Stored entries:

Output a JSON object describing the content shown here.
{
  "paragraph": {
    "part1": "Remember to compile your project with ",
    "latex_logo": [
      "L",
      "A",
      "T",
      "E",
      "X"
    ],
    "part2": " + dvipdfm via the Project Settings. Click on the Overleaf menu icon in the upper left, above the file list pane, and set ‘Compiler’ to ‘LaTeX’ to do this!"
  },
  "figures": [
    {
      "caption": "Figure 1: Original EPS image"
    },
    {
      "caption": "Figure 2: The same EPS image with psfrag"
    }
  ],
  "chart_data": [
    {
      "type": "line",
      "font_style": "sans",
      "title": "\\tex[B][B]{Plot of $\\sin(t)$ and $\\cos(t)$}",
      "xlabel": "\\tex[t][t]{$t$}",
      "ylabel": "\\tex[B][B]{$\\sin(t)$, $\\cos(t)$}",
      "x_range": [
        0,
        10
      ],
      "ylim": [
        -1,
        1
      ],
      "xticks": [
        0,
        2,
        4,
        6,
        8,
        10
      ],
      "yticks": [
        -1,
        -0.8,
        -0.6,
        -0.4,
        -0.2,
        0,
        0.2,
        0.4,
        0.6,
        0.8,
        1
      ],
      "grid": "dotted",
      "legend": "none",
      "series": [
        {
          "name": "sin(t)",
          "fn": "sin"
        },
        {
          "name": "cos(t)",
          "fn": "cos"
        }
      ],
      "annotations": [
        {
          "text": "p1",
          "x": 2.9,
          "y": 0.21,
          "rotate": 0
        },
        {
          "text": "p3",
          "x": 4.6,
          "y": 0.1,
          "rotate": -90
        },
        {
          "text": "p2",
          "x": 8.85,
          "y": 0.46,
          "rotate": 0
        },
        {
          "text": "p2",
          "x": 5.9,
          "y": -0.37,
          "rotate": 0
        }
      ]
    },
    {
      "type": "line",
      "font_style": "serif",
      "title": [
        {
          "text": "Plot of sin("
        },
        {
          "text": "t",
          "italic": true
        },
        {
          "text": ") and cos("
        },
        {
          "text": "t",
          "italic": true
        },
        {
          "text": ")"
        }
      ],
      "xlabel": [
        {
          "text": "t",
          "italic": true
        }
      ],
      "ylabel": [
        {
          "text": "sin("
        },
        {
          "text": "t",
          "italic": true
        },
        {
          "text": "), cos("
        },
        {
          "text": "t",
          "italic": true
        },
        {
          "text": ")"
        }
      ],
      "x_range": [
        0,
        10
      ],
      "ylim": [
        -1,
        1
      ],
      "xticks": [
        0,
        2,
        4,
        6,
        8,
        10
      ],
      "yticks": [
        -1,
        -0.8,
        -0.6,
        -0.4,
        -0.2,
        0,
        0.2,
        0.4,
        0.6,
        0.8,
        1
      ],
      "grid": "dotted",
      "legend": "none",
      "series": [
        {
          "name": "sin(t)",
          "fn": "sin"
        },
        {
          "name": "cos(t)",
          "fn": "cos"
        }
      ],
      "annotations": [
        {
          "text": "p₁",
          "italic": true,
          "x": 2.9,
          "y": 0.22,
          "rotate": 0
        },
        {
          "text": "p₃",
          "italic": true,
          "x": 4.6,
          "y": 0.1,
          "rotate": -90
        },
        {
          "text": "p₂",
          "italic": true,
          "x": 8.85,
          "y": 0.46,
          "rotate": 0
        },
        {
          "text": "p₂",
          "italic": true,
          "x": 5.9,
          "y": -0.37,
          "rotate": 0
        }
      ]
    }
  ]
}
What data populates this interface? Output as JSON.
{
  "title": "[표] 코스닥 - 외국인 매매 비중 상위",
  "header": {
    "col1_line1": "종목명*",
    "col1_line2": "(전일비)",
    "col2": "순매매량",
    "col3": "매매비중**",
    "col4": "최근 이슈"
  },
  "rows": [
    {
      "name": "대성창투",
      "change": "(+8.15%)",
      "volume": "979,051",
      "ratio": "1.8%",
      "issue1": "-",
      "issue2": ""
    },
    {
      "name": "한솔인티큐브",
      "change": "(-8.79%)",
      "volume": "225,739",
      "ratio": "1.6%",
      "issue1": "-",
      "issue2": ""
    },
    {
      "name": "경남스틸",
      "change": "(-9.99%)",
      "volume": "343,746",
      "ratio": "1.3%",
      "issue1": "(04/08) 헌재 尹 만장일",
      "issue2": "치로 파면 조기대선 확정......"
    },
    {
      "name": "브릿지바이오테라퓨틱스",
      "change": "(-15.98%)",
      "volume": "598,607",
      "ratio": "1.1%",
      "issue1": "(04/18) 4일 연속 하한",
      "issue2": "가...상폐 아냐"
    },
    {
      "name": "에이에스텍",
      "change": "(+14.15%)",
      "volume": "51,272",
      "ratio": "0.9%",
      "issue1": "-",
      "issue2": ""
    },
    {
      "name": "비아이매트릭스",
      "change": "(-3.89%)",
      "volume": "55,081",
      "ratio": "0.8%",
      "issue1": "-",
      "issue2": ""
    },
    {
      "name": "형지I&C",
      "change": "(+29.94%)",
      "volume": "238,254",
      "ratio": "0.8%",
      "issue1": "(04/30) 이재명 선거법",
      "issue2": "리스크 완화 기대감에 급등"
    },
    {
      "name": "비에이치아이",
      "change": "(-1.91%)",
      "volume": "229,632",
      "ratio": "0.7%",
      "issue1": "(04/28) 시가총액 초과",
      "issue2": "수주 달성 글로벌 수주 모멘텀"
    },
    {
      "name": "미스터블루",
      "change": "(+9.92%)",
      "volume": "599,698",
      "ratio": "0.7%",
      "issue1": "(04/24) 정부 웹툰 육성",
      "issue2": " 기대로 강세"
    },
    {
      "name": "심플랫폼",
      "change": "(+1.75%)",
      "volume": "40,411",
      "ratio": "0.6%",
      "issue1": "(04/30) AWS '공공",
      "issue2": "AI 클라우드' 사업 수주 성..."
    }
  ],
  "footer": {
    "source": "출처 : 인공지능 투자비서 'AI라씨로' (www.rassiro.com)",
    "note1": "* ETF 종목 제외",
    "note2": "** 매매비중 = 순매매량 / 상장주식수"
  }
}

WHAT THE TASK ASKS |
Check each line of the material above for "Plot" and say how many lines contain it, giving the number alone.

RESULT OF THE TASK |
2